Instructions for the task
Extract every line of the records that contains the string "brace". Case counts.
** START Provided records **
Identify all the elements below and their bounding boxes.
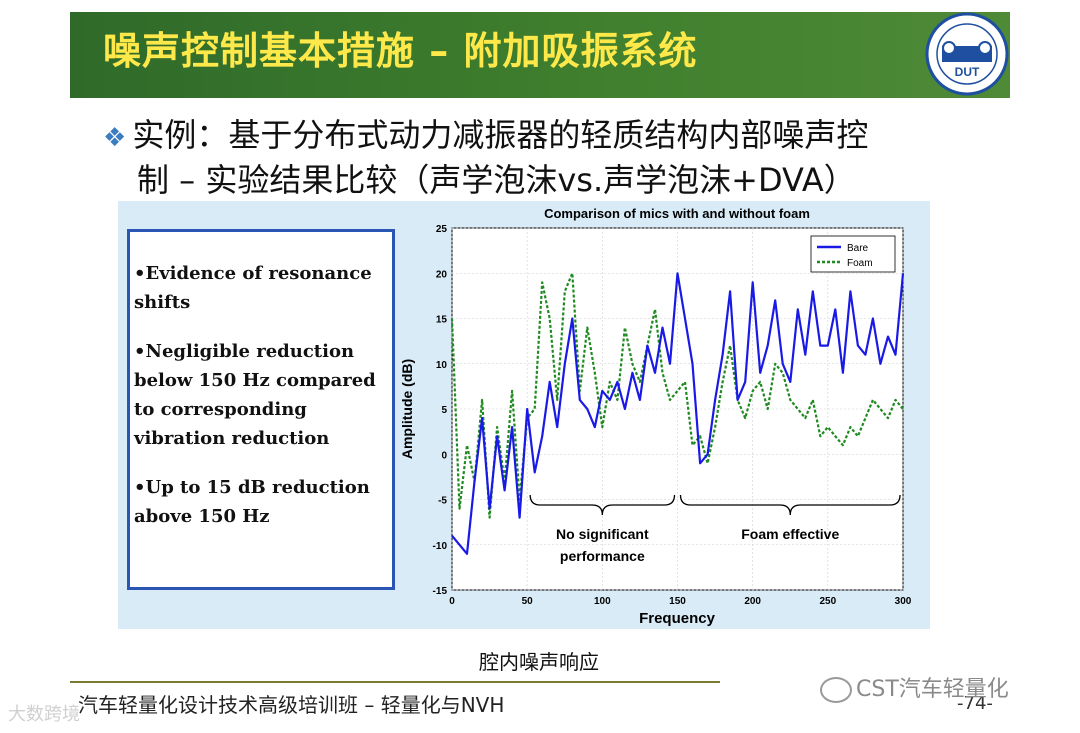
logo-text: DUT — [955, 65, 980, 79]
x-tick-label: 100 — [594, 596, 611, 607]
figure-caption: 腔内噪声响应 — [479, 650, 599, 674]
y-tick-label: -10 — [433, 541, 448, 552]
summary-box: •Evidence of resonance shifts •Negligibl… — [127, 229, 395, 590]
summary-item-3: •Up to 15 dB reduction above 150 Hz — [134, 477, 370, 527]
footer-divider — [70, 681, 720, 683]
x-tick-label: 50 — [522, 596, 534, 607]
legend: Bare Foam — [810, 235, 896, 273]
y-tick-label: 10 — [436, 360, 448, 371]
series-group — [450, 272, 905, 555]
watermark-left: 大数跨境 — [8, 704, 80, 725]
slide-title: 噪声控制基本措施 – 附加吸振系统 — [103, 29, 698, 73]
x-tick-label: 150 — [669, 596, 686, 607]
chart-svg: Comparison of mics with and without foam… — [399, 206, 912, 627]
page-number: -74- — [957, 693, 993, 714]
chart-title: Comparison of mics with and without foam — [544, 206, 810, 221]
annotation-label-1-b: performance — [560, 548, 645, 564]
series-line-bare — [451, 272, 905, 555]
brace-2 — [679, 494, 901, 515]
y-axis-label: Amplitude (dB) — [399, 359, 415, 459]
y-tick-label: 0 — [441, 450, 447, 461]
title-bar — [70, 12, 1010, 98]
summary-item-2: •Negligible reduction below 150 Hz compa… — [134, 341, 376, 449]
bullet-point: ❖ 实例：基于分布式动力减振器的轻质结构内部噪声控 制 – 实验结果比较（声学泡沫… — [103, 114, 1003, 201]
y-tick-label: -15 — [433, 586, 448, 597]
x-ticks: 0 50 100 150 200 250 300 — [449, 596, 912, 607]
y-tick-label: -5 — [438, 496, 447, 507]
dut-logo: DUT — [925, 12, 1009, 96]
legend-box — [810, 235, 896, 273]
x-tick-label: 200 — [744, 596, 761, 607]
x-tick-label: 300 — [895, 596, 912, 607]
annotation-label-2: Foam effective — [741, 526, 839, 542]
annotation-label-1: No significant — [556, 526, 649, 542]
y-tick-label: 20 — [436, 269, 448, 280]
annotations: No significant performance Foam effective — [529, 494, 901, 564]
legend-label-bare: Bare — [847, 243, 869, 254]
y-tick-label: 15 — [436, 315, 448, 326]
x-tick-label: 250 — [819, 596, 836, 607]
chart: Comparison of mics with and without foam… — [395, 201, 930, 629]
summary-item-1: •Evidence of resonance shifts — [134, 263, 372, 313]
diamond-bullet-icon: ❖ — [103, 123, 127, 153]
x-tick-label: 0 — [449, 596, 455, 607]
y-tick-label: 5 — [441, 405, 447, 416]
y-ticks: -15 -10 -5 0 5 10 15 20 25 — [433, 224, 448, 597]
grid — [451, 227, 904, 591]
watermark-right: CST汽车轻量化 — [820, 671, 1009, 703]
legend-label-foam: Foam — [847, 258, 873, 269]
footer-text: 汽车轻量化设计技术高级培训班 – 轻量化与NVH — [78, 693, 505, 717]
y-tick-label: 25 — [436, 224, 448, 235]
x-axis-label: Frequency — [639, 610, 716, 627]
brace-1 — [529, 494, 676, 515]
bullet-line-1: 实例：基于分布式动力减振器的轻质结构内部噪声控 — [132, 116, 869, 154]
bullet-line-2: 制 – 实验结果比较（声学泡沫vs.声学泡沫+DVA） — [137, 161, 856, 199]
wechat-icon — [820, 677, 852, 703]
** END Provided records **
Exercise solution
brace-2 — [679, 494, 901, 515]
brace-1 — [529, 494, 676, 515]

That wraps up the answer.